Brief :: Would you write out the entries below, every one of them, exactly?

Dataset items
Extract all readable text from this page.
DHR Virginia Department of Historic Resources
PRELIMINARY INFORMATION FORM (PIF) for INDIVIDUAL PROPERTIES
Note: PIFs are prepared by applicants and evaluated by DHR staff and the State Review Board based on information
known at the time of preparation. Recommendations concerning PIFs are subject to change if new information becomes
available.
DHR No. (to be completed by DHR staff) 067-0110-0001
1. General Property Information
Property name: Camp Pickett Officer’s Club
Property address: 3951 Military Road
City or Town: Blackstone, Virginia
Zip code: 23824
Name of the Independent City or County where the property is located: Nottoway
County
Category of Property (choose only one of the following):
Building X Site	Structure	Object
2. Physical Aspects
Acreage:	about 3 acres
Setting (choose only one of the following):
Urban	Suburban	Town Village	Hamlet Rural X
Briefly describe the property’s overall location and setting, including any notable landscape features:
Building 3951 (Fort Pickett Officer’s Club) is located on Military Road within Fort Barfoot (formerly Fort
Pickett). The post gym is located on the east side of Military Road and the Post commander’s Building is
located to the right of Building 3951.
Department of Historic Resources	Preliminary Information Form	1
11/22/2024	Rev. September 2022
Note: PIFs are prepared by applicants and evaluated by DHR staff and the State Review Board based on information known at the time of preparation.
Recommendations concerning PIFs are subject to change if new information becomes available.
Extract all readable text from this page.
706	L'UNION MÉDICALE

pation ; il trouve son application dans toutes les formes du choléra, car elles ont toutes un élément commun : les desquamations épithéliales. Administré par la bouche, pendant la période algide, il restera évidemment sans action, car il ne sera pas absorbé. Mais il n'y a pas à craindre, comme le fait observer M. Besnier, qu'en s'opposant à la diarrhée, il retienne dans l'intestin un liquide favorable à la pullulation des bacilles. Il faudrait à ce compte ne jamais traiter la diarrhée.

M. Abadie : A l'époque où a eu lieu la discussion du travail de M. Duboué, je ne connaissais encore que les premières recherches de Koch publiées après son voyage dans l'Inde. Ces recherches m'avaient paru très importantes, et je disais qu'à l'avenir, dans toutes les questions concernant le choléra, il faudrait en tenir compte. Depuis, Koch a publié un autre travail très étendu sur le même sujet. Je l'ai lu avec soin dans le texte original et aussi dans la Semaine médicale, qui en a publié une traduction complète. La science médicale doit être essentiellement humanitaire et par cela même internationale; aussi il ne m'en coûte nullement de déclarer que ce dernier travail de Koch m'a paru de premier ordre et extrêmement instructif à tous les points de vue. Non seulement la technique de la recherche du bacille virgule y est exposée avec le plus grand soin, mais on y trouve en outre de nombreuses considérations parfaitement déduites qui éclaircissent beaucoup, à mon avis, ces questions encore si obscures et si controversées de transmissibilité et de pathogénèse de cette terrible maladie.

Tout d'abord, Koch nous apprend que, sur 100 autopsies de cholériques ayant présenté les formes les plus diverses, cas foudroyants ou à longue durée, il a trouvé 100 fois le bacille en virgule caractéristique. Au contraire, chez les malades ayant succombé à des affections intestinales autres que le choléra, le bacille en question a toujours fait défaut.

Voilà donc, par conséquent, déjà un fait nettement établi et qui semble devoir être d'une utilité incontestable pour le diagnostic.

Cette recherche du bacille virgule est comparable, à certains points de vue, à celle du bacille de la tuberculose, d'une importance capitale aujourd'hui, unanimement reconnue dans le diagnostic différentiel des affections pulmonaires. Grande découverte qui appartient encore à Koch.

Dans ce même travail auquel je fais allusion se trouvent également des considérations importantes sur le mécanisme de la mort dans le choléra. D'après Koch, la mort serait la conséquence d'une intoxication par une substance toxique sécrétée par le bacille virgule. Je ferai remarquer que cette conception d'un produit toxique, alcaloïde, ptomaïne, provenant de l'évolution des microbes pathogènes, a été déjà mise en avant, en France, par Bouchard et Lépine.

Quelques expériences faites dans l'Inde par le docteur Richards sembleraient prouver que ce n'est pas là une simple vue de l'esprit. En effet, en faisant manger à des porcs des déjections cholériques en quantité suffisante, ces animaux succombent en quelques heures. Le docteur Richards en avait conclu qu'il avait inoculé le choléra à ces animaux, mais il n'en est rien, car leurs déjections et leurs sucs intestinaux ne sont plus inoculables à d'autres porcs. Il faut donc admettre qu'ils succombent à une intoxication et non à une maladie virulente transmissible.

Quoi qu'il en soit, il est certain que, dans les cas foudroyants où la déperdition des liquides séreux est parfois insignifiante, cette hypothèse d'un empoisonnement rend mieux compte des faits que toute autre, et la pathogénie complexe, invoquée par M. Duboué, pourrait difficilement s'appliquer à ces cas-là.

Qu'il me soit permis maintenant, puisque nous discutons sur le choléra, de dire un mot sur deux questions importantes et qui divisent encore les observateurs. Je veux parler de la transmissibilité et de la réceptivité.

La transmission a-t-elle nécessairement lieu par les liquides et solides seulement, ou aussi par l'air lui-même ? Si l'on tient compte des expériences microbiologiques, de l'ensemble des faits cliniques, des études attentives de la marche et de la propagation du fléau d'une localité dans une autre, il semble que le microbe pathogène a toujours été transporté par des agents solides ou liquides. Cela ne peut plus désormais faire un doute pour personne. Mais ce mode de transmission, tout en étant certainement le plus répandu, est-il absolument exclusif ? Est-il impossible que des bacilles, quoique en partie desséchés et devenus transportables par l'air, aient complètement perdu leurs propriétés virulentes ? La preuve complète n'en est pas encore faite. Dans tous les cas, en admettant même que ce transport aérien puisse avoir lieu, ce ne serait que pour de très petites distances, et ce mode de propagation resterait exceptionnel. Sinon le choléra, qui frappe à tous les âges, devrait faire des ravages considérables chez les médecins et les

In response ::
Extract all readable text from this page.
DHR Virginia Department of Historic Resources
PRELIMINARY INFORMATION FORM (PIF) for INDIVIDUAL PROPERTIES
Note: PIFs are prepared by applicants and evaluated by DHR staff and the State Review Board based on information
known at the time of preparation. Recommendations concerning PIFs are subject to change if new information becomes
available.
DHR No. (to be completed by DHR staff) 067-0110-0001
1. General Property Information
Property name: Camp Pickett Officer’s Club
Property address: 3951 Military Road
City or Town: Blackstone, Virginia
Zip code: 23824
Name of the Independent City or County where the property is located: Nottoway
County
Category of Property (choose only one of the following):
Building X Site	Structure	Object
2. Physical Aspects
Acreage:	about 3 acres
Setting (choose only one of the following):
Urban	Suburban	Town Village	Hamlet Rural X
Briefly describe the property’s overall location and setting, including any notable landscape features:
Building 3951 (Fort Pickett Officer’s Club) is located on Military Road within Fort Barfoot (formerly Fort
Pickett). The post gym is located on the east side of Military Road and the Post commander’s Building is
located to the right of Building 3951.
Department of Historic Resources	Preliminary Information Form	1
11/22/2024	Rev. September 2022
Note: PIFs are prepared by applicants and evaluated by DHR staff and the State Review Board based on information known at the time of preparation.
Recommendations concerning PIFs are subject to change if new information becomes available.
Extract all readable text from this page.
706	L'UNION MÉDICALE

pation ; il trouve son application dans toutes les formes du choléra, car elles ont toutes un élément commun : les desquamations épithéliales. Administré par la bouche, pendant la période algide, il restera évidemment sans action, car il ne sera pas absorbé. Mais il n'y a pas à craindre, comme le fait observer M. Besnier, qu'en s'opposant à la diarrhée, il retienne dans l'intestin un liquide favorable à la pullulation des bacilles. Il faudrait à ce compte ne jamais traiter la diarrhée.

M. Abadie : A l'époque où a eu lieu la discussion du travail de M. Duboué, je ne connaissais encore que les premières recherches de Koch publiées après son voyage dans l'Inde. Ces recherches m'avaient paru très importantes, et je disais qu'à l'avenir, dans toutes les questions concernant le choléra, il faudrait en tenir compte. Depuis, Koch a publié un autre travail très étendu sur le même sujet. Je l'ai lu avec soin dans le texte original et aussi dans la Semaine médicale, qui en a publié une traduction complète. La science médicale doit être essentiellement humanitaire et par cela même internationale; aussi il ne m'en coûte nullement de déclarer que ce dernier travail de Koch m'a paru de premier ordre et extrêmement instructif à tous les points de vue. Non seulement la technique de la recherche du bacille virgule y est exposée avec le plus grand soin, mais on y trouve en outre de nombreuses considérations parfaitement déduites qui éclaircissent beaucoup, à mon avis, ces questions encore si obscures et si controversées de transmissibilité et de pathogénèse de cette terrible maladie.

Tout d'abord, Koch nous apprend que, sur 100 autopsies de cholériques ayant présenté les formes les plus diverses, cas foudroyants ou à longue durée, il a trouvé 100 fois le bacille en virgule caractéristique. Au contraire, chez les malades ayant succombé à des affections intestinales autres que le choléra, le bacille en question a toujours fait défaut.

Voilà donc, par conséquent, déjà un fait nettement établi et qui semble devoir être d'une utilité incontestable pour le diagnostic.

Cette recherche du bacille virgule est comparable, à certains points de vue, à celle du bacille de la tuberculose, d'une importance capitale aujourd'hui, unanimement reconnue dans le diagnostic différentiel des affections pulmonaires. Grande découverte qui appartient encore à Koch.

Dans ce même travail auquel je fais allusion se trouvent également des considérations importantes sur le mécanisme de la mort dans le choléra. D'après Koch, la mort serait la conséquence d'une intoxication par une substance toxique sécrétée par le bacille virgule. Je ferai remarquer que cette conception d'un produit toxique, alcaloïde, ptomaïne, provenant de l'évolution des microbes pathogènes, a été déjà mise en avant, en France, par Bouchard et Lépine.

Quelques expériences faites dans l'Inde par le docteur Richards sembleraient prouver que ce n'est pas là une simple vue de l'esprit. En effet, en faisant manger à des porcs des déjections cholériques en quantité suffisante, ces animaux succombent en quelques heures. Le docteur Richards en avait conclu qu'il avait inoculé le choléra à ces animaux, mais il n'en est rien, car leurs déjections et leurs sucs intestinaux ne sont plus inoculables à d'autres porcs. Il faut donc admettre qu'ils succombent à une intoxication et non à une maladie virulente transmissible.

Quoi qu'il en soit, il est certain que, dans les cas foudroyants où la déperdition des liquides séreux est parfois insignifiante, cette hypothèse d'un empoisonnement rend mieux compte des faits que toute autre, et la pathogénie complexe, invoquée par M. Duboué, pourrait difficilement s'appliquer à ces cas-là.

Qu'il me soit permis maintenant, puisque nous discutons sur le choléra, de dire un mot sur deux questions importantes et qui divisent encore les observateurs. Je veux parler de la transmissibilité et de la réceptivité.

La transmission a-t-elle nécessairement lieu par les liquides et solides seulement, ou aussi par l'air lui-même ? Si l'on tient compte des expériences microbiologiques, de l'ensemble des faits cliniques, des études attentives de la marche et de la propagation du fléau d'une localité dans une autre, il semble que le microbe pathogène a toujours été transporté par des agents solides ou liquides. Cela ne peut plus désormais faire un doute pour personne. Mais ce mode de transmission, tout en étant certainement le plus répandu, est-il absolument exclusif ? Est-il impossible que des bacilles, quoique en partie desséchés et devenus transportables par l'air, aient complètement perdu leurs propriétés virulentes ? La preuve complète n'en est pas encore faite. Dans tous les cas, en admettant même que ce transport aérien puisse avoir lieu, ce ne serait que pour de très petites distances, et ce mode de propagation resterait exceptionnel. Sinon le choléra, qui frappe à tous les âges, devrait faire des ravages considérables chez les médecins et les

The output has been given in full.